[Begin ROWS]
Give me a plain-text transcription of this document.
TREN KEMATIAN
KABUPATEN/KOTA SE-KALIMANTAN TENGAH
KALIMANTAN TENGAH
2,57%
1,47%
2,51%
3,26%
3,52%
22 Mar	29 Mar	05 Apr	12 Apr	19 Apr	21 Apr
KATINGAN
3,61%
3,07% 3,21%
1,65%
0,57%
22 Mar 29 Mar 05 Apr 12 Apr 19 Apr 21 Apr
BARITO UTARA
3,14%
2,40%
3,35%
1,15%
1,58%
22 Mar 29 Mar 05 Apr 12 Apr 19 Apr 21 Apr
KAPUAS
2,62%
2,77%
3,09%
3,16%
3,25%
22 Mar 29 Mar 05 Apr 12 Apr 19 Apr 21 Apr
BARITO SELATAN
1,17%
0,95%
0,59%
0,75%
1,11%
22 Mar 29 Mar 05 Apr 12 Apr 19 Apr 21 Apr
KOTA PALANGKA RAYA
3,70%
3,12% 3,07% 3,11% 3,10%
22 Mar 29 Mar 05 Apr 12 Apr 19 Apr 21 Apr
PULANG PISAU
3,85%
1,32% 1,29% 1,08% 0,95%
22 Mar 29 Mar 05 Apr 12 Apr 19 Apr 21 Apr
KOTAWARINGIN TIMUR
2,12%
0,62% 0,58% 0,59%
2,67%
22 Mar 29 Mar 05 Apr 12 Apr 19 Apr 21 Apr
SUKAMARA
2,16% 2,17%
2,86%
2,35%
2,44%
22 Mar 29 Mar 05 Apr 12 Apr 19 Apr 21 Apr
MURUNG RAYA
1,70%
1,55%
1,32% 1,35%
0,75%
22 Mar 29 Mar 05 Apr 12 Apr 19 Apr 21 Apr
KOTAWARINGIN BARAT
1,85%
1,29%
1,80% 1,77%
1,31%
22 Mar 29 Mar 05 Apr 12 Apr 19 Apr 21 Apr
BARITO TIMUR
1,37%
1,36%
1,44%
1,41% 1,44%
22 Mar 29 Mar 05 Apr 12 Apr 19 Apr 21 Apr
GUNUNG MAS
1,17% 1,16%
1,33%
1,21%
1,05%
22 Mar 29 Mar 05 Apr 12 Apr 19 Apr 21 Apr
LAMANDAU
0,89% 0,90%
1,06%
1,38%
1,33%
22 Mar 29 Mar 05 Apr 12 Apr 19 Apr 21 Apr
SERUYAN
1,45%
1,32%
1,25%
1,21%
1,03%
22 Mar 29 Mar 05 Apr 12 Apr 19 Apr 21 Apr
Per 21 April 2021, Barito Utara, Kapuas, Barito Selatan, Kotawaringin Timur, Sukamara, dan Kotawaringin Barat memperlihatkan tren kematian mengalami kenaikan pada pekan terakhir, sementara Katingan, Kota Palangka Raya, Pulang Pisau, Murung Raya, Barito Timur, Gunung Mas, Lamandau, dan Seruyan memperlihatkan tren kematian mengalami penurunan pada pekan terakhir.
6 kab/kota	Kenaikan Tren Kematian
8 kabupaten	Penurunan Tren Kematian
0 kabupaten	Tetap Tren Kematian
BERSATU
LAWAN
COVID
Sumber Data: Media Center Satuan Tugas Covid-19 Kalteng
[End ROWS]
[Begin ROWS]
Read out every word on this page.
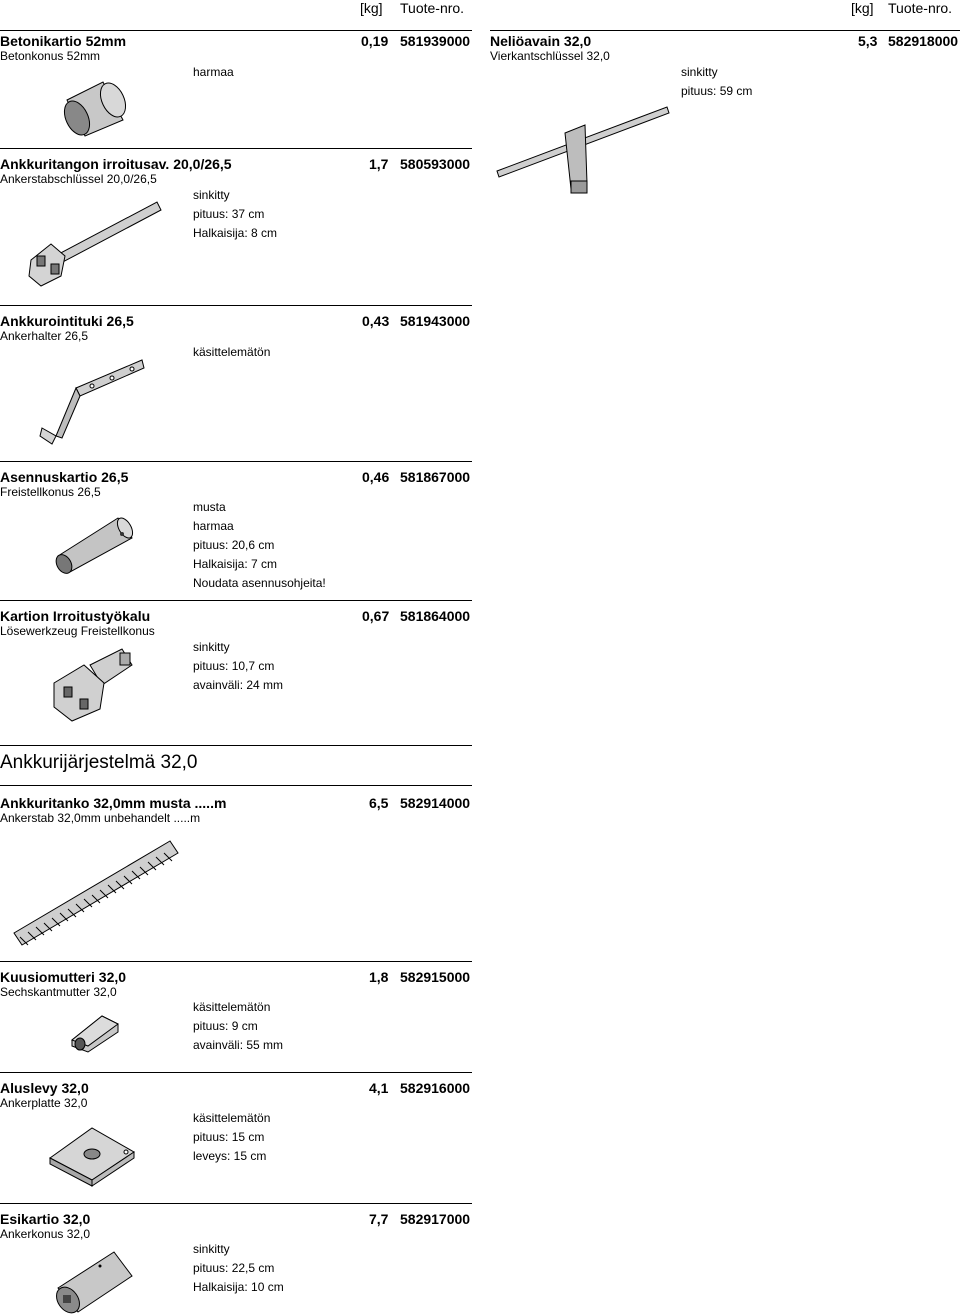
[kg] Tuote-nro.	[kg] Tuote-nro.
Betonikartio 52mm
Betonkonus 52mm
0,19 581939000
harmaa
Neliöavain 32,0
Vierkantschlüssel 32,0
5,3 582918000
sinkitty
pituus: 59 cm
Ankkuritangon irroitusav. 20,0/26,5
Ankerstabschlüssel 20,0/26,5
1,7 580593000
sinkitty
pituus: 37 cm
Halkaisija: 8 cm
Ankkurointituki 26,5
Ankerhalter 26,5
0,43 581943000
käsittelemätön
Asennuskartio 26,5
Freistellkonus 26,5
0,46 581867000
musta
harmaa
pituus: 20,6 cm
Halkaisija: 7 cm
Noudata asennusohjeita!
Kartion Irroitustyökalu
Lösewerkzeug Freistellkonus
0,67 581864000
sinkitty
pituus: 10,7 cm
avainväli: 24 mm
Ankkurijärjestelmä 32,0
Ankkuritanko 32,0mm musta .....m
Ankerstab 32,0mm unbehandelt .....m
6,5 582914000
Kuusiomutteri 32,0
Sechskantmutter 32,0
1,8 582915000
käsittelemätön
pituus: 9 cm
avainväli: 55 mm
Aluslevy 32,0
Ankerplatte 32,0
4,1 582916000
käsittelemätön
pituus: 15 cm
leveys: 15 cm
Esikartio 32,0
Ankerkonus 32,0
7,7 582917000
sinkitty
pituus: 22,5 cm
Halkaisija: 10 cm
[End ROWS]
### GIVEN REQUEST
In the records above, locate every line with the string "pituus" and copy it.

### EXERCISE ANSWER
pituus: 59 cm
pituus: 37 cm
pituus: 20,6 cm
pituus: 10,7 cm
pituus: 9 cm
pituus: 15 cm
pituus: 22,5 cm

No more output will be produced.